▸ **Stored entries**:
+--

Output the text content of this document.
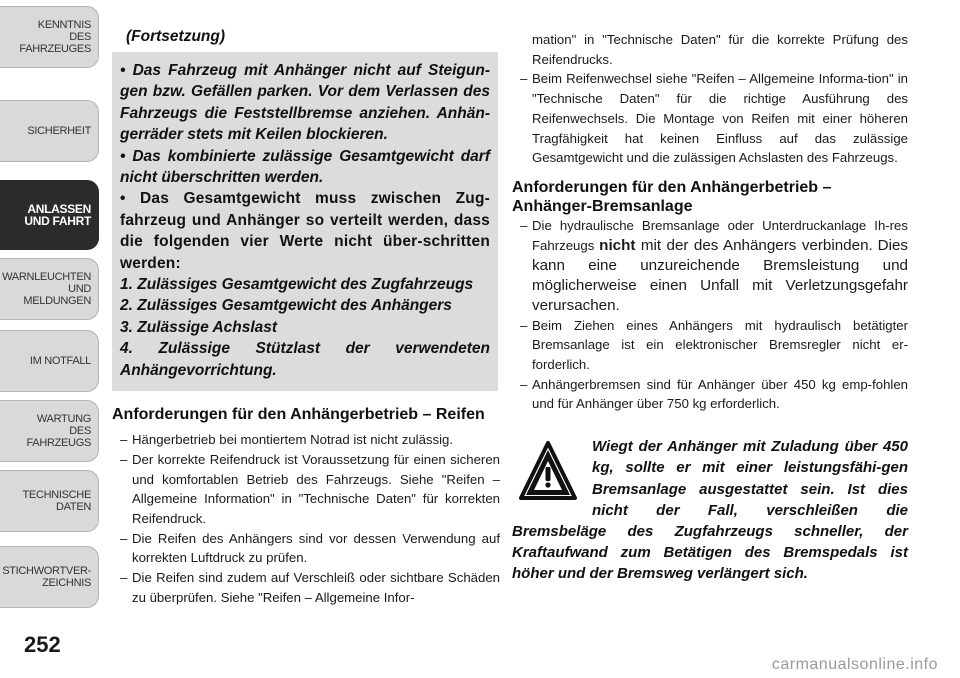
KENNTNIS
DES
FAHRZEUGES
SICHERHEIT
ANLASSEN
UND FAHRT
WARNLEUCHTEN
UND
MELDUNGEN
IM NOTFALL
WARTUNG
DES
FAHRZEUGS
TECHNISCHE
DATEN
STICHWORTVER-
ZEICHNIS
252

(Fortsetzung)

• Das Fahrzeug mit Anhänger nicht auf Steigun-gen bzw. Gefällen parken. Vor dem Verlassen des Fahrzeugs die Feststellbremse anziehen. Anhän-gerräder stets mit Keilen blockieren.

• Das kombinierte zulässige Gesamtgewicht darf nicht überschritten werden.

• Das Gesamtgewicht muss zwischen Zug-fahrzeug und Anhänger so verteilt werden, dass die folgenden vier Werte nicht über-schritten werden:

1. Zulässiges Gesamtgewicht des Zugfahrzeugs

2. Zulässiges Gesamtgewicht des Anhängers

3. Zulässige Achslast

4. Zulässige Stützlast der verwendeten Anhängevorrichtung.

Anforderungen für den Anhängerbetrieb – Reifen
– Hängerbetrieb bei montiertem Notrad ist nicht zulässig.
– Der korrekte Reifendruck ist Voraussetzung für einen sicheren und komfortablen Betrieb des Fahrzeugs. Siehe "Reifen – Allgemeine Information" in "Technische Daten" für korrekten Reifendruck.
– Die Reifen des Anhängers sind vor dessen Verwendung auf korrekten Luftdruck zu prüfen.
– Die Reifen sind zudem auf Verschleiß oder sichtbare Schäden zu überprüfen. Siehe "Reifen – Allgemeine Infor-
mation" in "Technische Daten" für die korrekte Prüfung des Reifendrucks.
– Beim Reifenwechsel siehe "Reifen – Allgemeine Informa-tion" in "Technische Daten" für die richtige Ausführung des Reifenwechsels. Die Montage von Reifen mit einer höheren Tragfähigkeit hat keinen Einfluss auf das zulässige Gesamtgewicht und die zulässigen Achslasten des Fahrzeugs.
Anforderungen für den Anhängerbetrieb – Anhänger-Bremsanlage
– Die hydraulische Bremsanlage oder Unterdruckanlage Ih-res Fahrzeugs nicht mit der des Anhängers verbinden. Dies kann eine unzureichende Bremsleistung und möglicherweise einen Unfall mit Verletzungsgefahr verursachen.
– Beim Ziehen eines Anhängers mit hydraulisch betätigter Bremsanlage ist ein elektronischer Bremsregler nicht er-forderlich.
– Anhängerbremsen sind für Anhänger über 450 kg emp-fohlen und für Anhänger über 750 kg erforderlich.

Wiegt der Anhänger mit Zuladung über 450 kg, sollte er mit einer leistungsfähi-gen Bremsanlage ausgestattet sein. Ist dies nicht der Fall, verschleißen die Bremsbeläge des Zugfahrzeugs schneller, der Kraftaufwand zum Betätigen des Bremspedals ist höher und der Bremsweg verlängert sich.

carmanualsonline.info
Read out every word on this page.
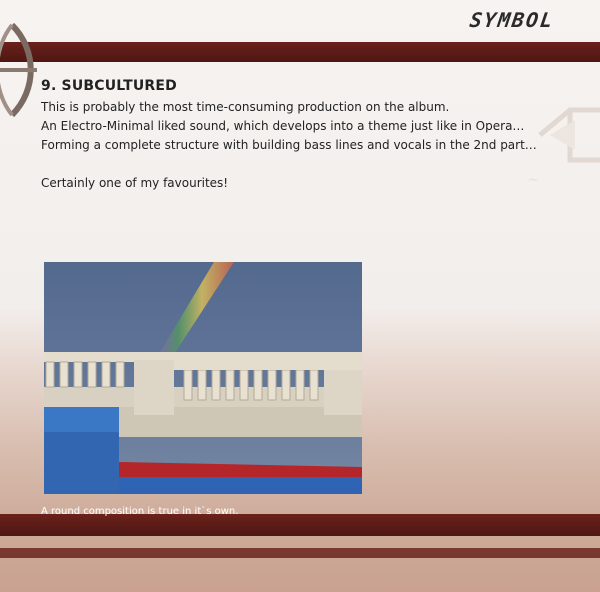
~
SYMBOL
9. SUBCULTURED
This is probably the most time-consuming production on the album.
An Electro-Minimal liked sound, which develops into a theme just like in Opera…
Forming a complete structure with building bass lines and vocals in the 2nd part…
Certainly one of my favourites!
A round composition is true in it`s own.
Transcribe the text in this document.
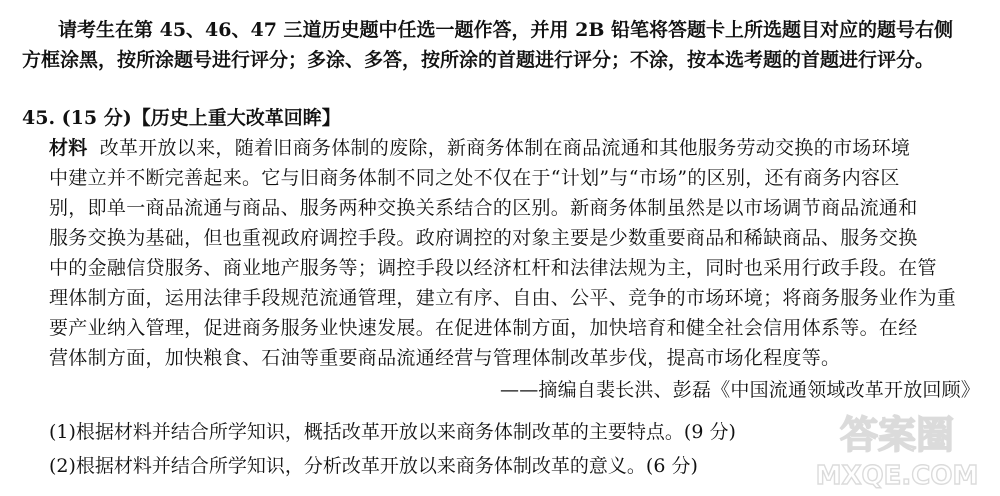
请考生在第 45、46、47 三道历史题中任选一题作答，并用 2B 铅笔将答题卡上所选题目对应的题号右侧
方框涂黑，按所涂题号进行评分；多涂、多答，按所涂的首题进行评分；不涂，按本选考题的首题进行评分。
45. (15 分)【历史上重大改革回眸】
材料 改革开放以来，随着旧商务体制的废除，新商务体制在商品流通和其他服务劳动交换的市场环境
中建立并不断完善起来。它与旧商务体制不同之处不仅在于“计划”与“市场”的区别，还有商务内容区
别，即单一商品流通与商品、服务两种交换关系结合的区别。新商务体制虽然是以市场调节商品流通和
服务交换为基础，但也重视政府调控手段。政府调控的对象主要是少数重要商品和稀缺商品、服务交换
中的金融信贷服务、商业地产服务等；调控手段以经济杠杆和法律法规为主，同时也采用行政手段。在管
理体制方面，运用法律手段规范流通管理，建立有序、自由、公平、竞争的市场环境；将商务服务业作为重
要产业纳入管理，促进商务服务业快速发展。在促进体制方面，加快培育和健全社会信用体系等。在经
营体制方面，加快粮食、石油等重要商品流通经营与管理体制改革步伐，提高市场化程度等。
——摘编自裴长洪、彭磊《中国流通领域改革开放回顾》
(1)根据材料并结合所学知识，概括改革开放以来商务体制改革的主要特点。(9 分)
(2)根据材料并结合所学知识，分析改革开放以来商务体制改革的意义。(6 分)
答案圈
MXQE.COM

+--

▸ **Problem to solve**:
All entries are to be retyped exactly. Omit any embedded images.

▸ **Answer to the exercise**:
Output the text content of this document.
KENNTNIS
DES
FAHRZEUGES
SICHERHEIT
ANLASSEN
UND FAHRT
WARNLEUCHTEN
UND
MELDUNGEN
IM NOTFALL
WARTUNG
DES
FAHRZEUGS
TECHNISCHE
DATEN
STICHWORTVER-
ZEICHNIS
252

(Fortsetzung)

• Das Fahrzeug mit Anhänger nicht auf Steigun-gen bzw. Gefällen parken. Vor dem Verlassen des Fahrzeugs die Feststellbremse anziehen. Anhän-gerräder stets mit Keilen blockieren.

• Das kombinierte zulässige Gesamtgewicht darf nicht überschritten werden.

• Das Gesamtgewicht muss zwischen Zug-fahrzeug und Anhänger so verteilt werden, dass die folgenden vier Werte nicht über-schritten werden:

1. Zulässiges Gesamtgewicht des Zugfahrzeugs

2. Zulässiges Gesamtgewicht des Anhängers

3. Zulässige Achslast

4. Zulässige Stützlast der verwendeten Anhängevorrichtung.

Anforderungen für den Anhängerbetrieb – Reifen
– Hängerbetrieb bei montiertem Notrad ist nicht zulässig.
– Der korrekte Reifendruck ist Voraussetzung für einen sicheren und komfortablen Betrieb des Fahrzeugs. Siehe "Reifen – Allgemeine Information" in "Technische Daten" für korrekten Reifendruck.
– Die Reifen des Anhängers sind vor dessen Verwendung auf korrekten Luftdruck zu prüfen.
– Die Reifen sind zudem auf Verschleiß oder sichtbare Schäden zu überprüfen. Siehe "Reifen – Allgemeine Infor-
mation" in "Technische Daten" für die korrekte Prüfung des Reifendrucks.
– Beim Reifenwechsel siehe "Reifen – Allgemeine Informa-tion" in "Technische Daten" für die richtige Ausführung des Reifenwechsels. Die Montage von Reifen mit einer höheren Tragfähigkeit hat keinen Einfluss auf das zulässige Gesamtgewicht und die zulässigen Achslasten des Fahrzeugs.
Anforderungen für den Anhängerbetrieb – Anhänger-Bremsanlage
– Die hydraulische Bremsanlage oder Unterdruckanlage Ih-res Fahrzeugs nicht mit der des Anhängers verbinden. Dies kann eine unzureichende Bremsleistung und möglicherweise einen Unfall mit Verletzungsgefahr verursachen.
– Beim Ziehen eines Anhängers mit hydraulisch betätigter Bremsanlage ist ein elektronischer Bremsregler nicht er-forderlich.
– Anhängerbremsen sind für Anhänger über 450 kg emp-fohlen und für Anhänger über 750 kg erforderlich.

Wiegt der Anhänger mit Zuladung über 450 kg, sollte er mit einer leistungsfähi-gen Bremsanlage ausgestattet sein. Ist dies nicht der Fall, verschleißen die Bremsbeläge des Zugfahrzeugs schneller, der Kraftaufwand zum Betätigen des Bremspedals ist höher und der Bremsweg verlängert sich.

carmanualsonline.info
Read out every word on this page.
~
SYMBOL
9. SUBCULTURED
This is probably the most time-consuming production on the album.
An Electro-Minimal liked sound, which develops into a theme just like in Opera…
Forming a complete structure with building bass lines and vocals in the 2nd part…
Certainly one of my favourites!
A round composition is true in it`s own.
Transcribe the text in this document.
请考生在第 45、46、47 三道历史题中任选一题作答，并用 2B 铅笔将答题卡上所选题目对应的题号右侧
方框涂黑，按所涂题号进行评分；多涂、多答，按所涂的首题进行评分；不涂，按本选考题的首题进行评分。
45. (15 分)【历史上重大改革回眸】
材料 改革开放以来，随着旧商务体制的废除，新商务体制在商品流通和其他服务劳动交换的市场环境
中建立并不断完善起来。它与旧商务体制不同之处不仅在于“计划”与“市场”的区别，还有商务内容区
别，即单一商品流通与商品、服务两种交换关系结合的区别。新商务体制虽然是以市场调节商品流通和
服务交换为基础，但也重视政府调控手段。政府调控的对象主要是少数重要商品和稀缺商品、服务交换
中的金融信贷服务、商业地产服务等；调控手段以经济杠杆和法律法规为主，同时也采用行政手段。在管
理体制方面，运用法律手段规范流通管理，建立有序、自由、公平、竞争的市场环境；将商务服务业作为重
要产业纳入管理，促进商务服务业快速发展。在促进体制方面，加快培育和健全社会信用体系等。在经
营体制方面，加快粮食、石油等重要商品流通经营与管理体制改革步伐，提高市场化程度等。
——摘编自裴长洪、彭磊《中国流通领域改革开放回顾》
(1)根据材料并结合所学知识，概括改革开放以来商务体制改革的主要特点。(9 分)
(2)根据材料并结合所学知识，分析改革开放以来商务体制改革的意义。(6 分)
答案圈
MXQE.COM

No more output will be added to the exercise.